• Problem to work on
Convert each of the rows below into a numbered list, omitting any blank lines.
--- Start Given information ---
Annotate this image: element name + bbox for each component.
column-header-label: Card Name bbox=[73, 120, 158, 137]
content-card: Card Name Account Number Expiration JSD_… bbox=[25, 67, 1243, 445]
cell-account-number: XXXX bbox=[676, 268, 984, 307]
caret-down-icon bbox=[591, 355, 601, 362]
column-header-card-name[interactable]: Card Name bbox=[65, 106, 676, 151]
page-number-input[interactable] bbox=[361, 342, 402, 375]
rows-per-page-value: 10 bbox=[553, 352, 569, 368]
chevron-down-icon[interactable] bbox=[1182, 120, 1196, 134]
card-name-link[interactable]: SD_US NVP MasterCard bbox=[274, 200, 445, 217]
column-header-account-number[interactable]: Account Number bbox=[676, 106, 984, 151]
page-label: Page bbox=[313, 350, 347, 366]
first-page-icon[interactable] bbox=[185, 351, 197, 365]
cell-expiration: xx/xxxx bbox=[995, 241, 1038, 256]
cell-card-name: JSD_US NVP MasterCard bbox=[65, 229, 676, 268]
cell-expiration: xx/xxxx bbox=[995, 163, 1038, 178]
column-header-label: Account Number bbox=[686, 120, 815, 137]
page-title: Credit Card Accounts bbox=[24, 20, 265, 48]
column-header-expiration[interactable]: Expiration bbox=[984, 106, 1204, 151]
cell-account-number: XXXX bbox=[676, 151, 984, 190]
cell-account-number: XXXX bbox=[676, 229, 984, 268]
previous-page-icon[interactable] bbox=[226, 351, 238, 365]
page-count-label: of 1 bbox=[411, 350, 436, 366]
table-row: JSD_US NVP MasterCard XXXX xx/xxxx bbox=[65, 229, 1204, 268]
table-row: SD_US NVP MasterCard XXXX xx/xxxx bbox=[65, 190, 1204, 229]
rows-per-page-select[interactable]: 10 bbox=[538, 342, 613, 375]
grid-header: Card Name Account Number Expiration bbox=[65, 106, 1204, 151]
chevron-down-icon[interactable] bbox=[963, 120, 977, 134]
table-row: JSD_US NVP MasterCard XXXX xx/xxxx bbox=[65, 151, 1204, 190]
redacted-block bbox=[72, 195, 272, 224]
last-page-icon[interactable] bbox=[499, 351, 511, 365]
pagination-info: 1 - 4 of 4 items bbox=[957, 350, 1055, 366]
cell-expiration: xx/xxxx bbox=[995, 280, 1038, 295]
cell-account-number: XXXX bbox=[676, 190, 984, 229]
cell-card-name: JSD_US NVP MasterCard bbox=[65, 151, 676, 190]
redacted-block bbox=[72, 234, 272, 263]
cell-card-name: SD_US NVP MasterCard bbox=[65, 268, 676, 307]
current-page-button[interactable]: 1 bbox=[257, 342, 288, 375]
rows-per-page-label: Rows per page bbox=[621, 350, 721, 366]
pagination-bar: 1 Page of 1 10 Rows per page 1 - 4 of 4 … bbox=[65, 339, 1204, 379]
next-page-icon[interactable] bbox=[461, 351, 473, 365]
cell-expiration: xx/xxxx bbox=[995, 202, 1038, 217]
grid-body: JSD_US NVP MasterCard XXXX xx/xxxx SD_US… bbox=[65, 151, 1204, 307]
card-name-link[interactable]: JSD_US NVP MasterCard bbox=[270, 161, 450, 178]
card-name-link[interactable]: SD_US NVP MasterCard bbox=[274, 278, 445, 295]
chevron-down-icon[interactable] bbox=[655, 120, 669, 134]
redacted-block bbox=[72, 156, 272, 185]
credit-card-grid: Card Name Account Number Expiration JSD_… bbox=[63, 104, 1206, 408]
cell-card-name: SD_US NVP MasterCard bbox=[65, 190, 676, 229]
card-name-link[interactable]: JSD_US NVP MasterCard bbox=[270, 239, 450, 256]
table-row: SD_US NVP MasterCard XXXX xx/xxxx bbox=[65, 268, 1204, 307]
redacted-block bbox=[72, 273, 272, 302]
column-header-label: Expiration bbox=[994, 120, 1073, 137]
--- End Given information ---
• Complete output
1. Annotate this image: element name + bbox for each component.
2. column-header-label: Card Name bbox=[73, 120, 158, 137]
3. content-card: Card Name Account Number Expiration JSD_… bbox=[25, 67, 1243, 445]
4. cell-account-number: XXXX bbox=[676, 268, 984, 307]
5. caret-down-icon bbox=[591, 355, 601, 362]
6. column-header-card-name[interactable]: Card Name bbox=[65, 106, 676, 151]
7. page-number-input[interactable] bbox=[361, 342, 402, 375]
8. rows-per-page-value: 10 bbox=[553, 352, 569, 368]
9. chevron-down-icon[interactable] bbox=[1182, 120, 1196, 134]
10. card-name-link[interactable]: SD_US NVP MasterCard bbox=[274, 200, 445, 217]
11. column-header-account-number[interactable]: Account Number bbox=[676, 106, 984, 151]
12. page-label: Page bbox=[313, 350, 347, 366]
13. first-page-icon[interactable] bbox=[185, 351, 197, 365]
14. cell-expiration: xx/xxxx bbox=[995, 241, 1038, 256]
15. cell-card-name: JSD_US NVP MasterCard bbox=[65, 229, 676, 268]
16. cell-expiration: xx/xxxx bbox=[995, 163, 1038, 178]
17. column-header-label: Account Number bbox=[686, 120, 815, 137]
18. page-title: Credit Card Accounts bbox=[24, 20, 265, 48]
19. column-header-expiration[interactable]: Expiration bbox=[984, 106, 1204, 151]
20. cell-account-number: XXXX bbox=[676, 151, 984, 190]
21. cell-account-number: XXXX bbox=[676, 229, 984, 268]
22. previous-page-icon[interactable] bbox=[226, 351, 238, 365]
23. page-count-label: of 1 bbox=[411, 350, 436, 366]
24. table-row: JSD_US NVP MasterCard XXXX xx/xxxx bbox=[65, 229, 1204, 268]
25. table-row: SD_US NVP MasterCard XXXX xx/xxxx bbox=[65, 190, 1204, 229]
26. rows-per-page-select[interactable]: 10 bbox=[538, 342, 613, 375]
27. grid-header: Card Name Account Number Expiration bbox=[65, 106, 1204, 151]
28. chevron-down-icon[interactable] bbox=[963, 120, 977, 134]
29. table-row: JSD_US NVP MasterCard XXXX xx/xxxx bbox=[65, 151, 1204, 190]
30. redacted-block bbox=[72, 195, 272, 224]
31. last-page-icon[interactable] bbox=[499, 351, 511, 365]
32. pagination-info: 1 - 4 of 4 items bbox=[957, 350, 1055, 366]
33. cell-expiration: xx/xxxx bbox=[995, 280, 1038, 295]
34. cell-account-number: XXXX bbox=[676, 190, 984, 229]
35. cell-card-name: JSD_US NVP MasterCard bbox=[65, 151, 676, 190]
36. redacted-block bbox=[72, 234, 272, 263]
37. cell-card-name: SD_US NVP MasterCard bbox=[65, 268, 676, 307]
38. current-page-button[interactable]: 1 bbox=[257, 342, 288, 375]
39. rows-per-page-label: Rows per page bbox=[621, 350, 721, 366]
40. pagination-bar: 1 Page of 1 10 Rows per page 1 - 4 of 4 … bbox=[65, 339, 1204, 379]
41. next-page-icon[interactable] bbox=[461, 351, 473, 365]
42. cell-expiration: xx/xxxx bbox=[995, 202, 1038, 217]
43. grid-body: JSD_US NVP MasterCard XXXX xx/xxxx SD_US… bbox=[65, 151, 1204, 307]
44. card-name-link[interactable]: JSD_US NVP MasterCard bbox=[270, 161, 450, 178]
45. card-name-link[interactable]: SD_US NVP MasterCard bbox=[274, 278, 445, 295]
46. chevron-down-icon[interactable] bbox=[655, 120, 669, 134]
47. redacted-block bbox=[72, 156, 272, 185]
48. credit-card-grid: Card Name Account Number Expiration JSD_… bbox=[63, 104, 1206, 408]
49. cell-card-name: SD_US NVP MasterCard bbox=[65, 190, 676, 229]
50. card-name-link[interactable]: JSD_US NVP MasterCard bbox=[270, 239, 450, 256]
51. table-row: SD_US NVP MasterCard XXXX xx/xxxx bbox=[65, 268, 1204, 307]
52. redacted-block bbox=[72, 273, 272, 302]
53. column-header-label: Expiration bbox=[994, 120, 1073, 137]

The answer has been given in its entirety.